• _Excerpted records_:
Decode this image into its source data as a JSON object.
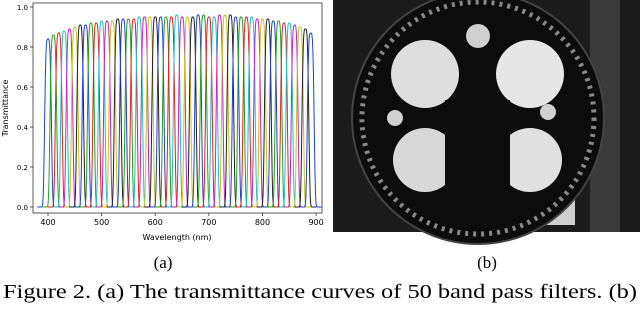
{
  "chart_data": {
    "type": "line",
    "xlabel": "Wavelength (nm)",
    "ylabel": "Transmittance",
    "xlim": [
      372,
      911
    ],
    "ylim": [
      -0.03,
      1.02
    ],
    "xticks": [
      400,
      500,
      600,
      700,
      800,
      900
    ],
    "yticks": [
      {
        "value": 0,
        "label": "0.0"
      },
      0.2,
      0.4,
      0.6,
      0.8,
      {
        "value": 1,
        "label": "1.0"
      }
    ],
    "colors": [
      "#1f3fd0",
      "#20a020",
      "#e02020",
      "#20c0c0",
      "#c020c0",
      "#c8c020",
      "#202020"
    ],
    "x": [
      400,
      410,
      420,
      430,
      440,
      450,
      460,
      470,
      480,
      490,
      500,
      510,
      520,
      530,
      540,
      550,
      560,
      570,
      580,
      590,
      600,
      610,
      620,
      630,
      640,
      650,
      660,
      670,
      680,
      690,
      700,
      710,
      720,
      730,
      740,
      750,
      760,
      770,
      780,
      790,
      800,
      810,
      820,
      830,
      840,
      850,
      860,
      870,
      880,
      890
    ],
    "values": [
      0.84,
      0.86,
      0.87,
      0.88,
      0.89,
      0.9,
      0.91,
      0.91,
      0.92,
      0.92,
      0.93,
      0.93,
      0.93,
      0.94,
      0.94,
      0.94,
      0.94,
      0.95,
      0.95,
      0.95,
      0.95,
      0.95,
      0.95,
      0.95,
      0.96,
      0.95,
      0.95,
      0.95,
      0.96,
      0.96,
      0.95,
      0.95,
      0.96,
      0.96,
      0.96,
      0.95,
      0.95,
      0.95,
      0.95,
      0.94,
      0.94,
      0.94,
      0.93,
      0.93,
      0.92,
      0.92,
      0.91,
      0.9,
      0.89,
      0.87
    ]
  },
  "subfigure_labels": [
    "(a)",
    "(b)"
  ],
  "caption": "Figure 2. (a) The transmittance curves of 50 band pass filters. (b)"
}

• _Exercise_:
Without the pictures, write out the whole listing above exactly as it appears.

• _Task answer_:
Decode this image into its source data as a JSON object.
{
  "chart_data": {
    "type": "line",
    "xlabel": "Wavelength (nm)",
    "ylabel": "Transmittance",
    "xlim": [
      372,
      911
    ],
    "ylim": [
      -0.03,
      1.02
    ],
    "xticks": [
      400,
      500,
      600,
      700,
      800,
      900
    ],
    "yticks": [
      {
        "value": 0,
        "label": "0.0"
      },
      0.2,
      0.4,
      0.6,
      0.8,
      {
        "value": 1,
        "label": "1.0"
      }
    ],
    "colors": [
      "#1f3fd0",
      "#20a020",
      "#e02020",
      "#20c0c0",
      "#c020c0",
      "#c8c020",
      "#202020"
    ],
    "x": [
      400,
      410,
      420,
      430,
      440,
      450,
      460,
      470,
      480,
      490,
      500,
      510,
      520,
      530,
      540,
      550,
      560,
      570,
      580,
      590,
      600,
      610,
      620,
      630,
      640,
      650,
      660,
      670,
      680,
      690,
      700,
      710,
      720,
      730,
      740,
      750,
      760,
      770,
      780,
      790,
      800,
      810,
      820,
      830,
      840,
      850,
      860,
      870,
      880,
      890
    ],
    "values": [
      0.84,
      0.86,
      0.87,
      0.88,
      0.89,
      0.9,
      0.91,
      0.91,
      0.92,
      0.92,
      0.93,
      0.93,
      0.93,
      0.94,
      0.94,
      0.94,
      0.94,
      0.95,
      0.95,
      0.95,
      0.95,
      0.95,
      0.95,
      0.95,
      0.96,
      0.95,
      0.95,
      0.95,
      0.96,
      0.96,
      0.95,
      0.95,
      0.96,
      0.96,
      0.96,
      0.95,
      0.95,
      0.95,
      0.95,
      0.94,
      0.94,
      0.94,
      0.93,
      0.93,
      0.92,
      0.92,
      0.91,
      0.9,
      0.89,
      0.87
    ]
  },
  "subfigure_labels": [
    "(a)",
    "(b)"
  ],
  "caption": "Figure 2. (a) The transmittance curves of 50 band pass filters. (b)"
}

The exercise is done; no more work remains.